--- start Supplied records ---

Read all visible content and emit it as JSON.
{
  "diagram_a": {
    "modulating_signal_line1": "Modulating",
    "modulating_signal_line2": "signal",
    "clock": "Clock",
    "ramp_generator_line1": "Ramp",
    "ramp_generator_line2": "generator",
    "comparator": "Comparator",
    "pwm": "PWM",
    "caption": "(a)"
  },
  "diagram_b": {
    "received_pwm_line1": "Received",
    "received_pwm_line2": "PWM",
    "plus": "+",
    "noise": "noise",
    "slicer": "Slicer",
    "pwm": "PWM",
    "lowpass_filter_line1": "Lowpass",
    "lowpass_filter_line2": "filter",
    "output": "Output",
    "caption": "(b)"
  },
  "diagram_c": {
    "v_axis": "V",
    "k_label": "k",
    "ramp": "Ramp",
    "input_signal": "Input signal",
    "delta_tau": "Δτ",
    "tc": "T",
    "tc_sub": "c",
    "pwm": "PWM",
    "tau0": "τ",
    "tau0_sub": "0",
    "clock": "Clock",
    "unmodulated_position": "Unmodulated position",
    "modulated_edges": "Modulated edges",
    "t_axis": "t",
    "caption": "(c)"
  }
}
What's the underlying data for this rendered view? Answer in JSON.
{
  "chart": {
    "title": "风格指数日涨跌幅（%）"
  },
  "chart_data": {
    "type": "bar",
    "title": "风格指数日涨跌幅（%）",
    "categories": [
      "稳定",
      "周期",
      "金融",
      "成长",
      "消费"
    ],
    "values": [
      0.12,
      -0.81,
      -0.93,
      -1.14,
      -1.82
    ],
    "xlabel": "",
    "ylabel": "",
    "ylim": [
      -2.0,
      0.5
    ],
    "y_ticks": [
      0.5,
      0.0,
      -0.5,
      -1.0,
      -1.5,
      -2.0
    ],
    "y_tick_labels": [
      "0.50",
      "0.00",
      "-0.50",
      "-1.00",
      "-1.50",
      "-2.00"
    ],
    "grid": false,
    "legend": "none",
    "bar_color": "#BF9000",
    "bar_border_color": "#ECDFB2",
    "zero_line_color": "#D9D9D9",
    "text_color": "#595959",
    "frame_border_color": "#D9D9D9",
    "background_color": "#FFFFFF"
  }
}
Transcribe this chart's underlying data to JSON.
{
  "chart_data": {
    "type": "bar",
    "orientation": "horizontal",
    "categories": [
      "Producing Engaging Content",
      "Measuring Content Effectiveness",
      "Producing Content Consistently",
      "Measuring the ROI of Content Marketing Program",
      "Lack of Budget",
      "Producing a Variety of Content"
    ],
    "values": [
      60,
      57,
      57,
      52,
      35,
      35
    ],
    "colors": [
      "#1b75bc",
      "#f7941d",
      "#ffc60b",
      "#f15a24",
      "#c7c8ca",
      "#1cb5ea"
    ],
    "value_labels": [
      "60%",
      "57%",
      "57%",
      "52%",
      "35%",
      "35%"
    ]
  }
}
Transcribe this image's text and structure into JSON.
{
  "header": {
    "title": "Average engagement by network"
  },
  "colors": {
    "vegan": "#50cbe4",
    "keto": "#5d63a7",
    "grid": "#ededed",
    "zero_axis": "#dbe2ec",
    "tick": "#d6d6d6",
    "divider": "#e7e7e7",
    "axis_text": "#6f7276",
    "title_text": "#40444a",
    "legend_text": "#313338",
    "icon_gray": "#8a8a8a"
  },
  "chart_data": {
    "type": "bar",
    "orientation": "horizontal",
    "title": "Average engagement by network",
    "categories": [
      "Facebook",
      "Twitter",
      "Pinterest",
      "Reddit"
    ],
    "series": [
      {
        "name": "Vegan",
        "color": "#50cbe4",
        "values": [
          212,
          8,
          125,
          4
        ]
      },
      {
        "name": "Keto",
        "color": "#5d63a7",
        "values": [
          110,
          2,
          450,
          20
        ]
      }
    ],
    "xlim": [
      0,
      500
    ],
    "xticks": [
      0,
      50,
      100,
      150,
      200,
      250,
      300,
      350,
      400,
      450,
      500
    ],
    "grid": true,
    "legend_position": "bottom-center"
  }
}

--- end Supplied records ---

Write the lines out verbatim, from the one with "Transcribe this image's" through the last line of the entries, and stop there.

Transcribe this image's text and structure into JSON.
{
  "header": {
    "title": "Average engagement by network"
  },
  "colors": {
    "vegan": "#50cbe4",
    "keto": "#5d63a7",
    "grid": "#ededed",
    "zero_axis": "#dbe2ec",
    "tick": "#d6d6d6",
    "divider": "#e7e7e7",
    "axis_text": "#6f7276",
    "title_text": "#40444a",
    "legend_text": "#313338",
    "icon_gray": "#8a8a8a"
  },
  "chart_data": {
    "type": "bar",
    "orientation": "horizontal",
    "title": "Average engagement by network",
    "categories": [
      "Facebook",
      "Twitter",
      "Pinterest",
      "Reddit"
    ],
    "series": [
      {
        "name": "Vegan",
        "color": "#50cbe4",
        "values": [
          212,
          8,
          125,
          4
        ]
      },
      {
        "name": "Keto",
        "color": "#5d63a7",
        "values": [
          110,
          2,
          450,
          20
        ]
      }
    ],
    "xlim": [
      0,
      500
    ],
    "xticks": [
      0,
      50,
      100,
      150,
      200,
      250,
      300,
      350,
      400,
      450,
      500
    ],
    "grid": true,
    "legend_position": "bottom-center"
  }
}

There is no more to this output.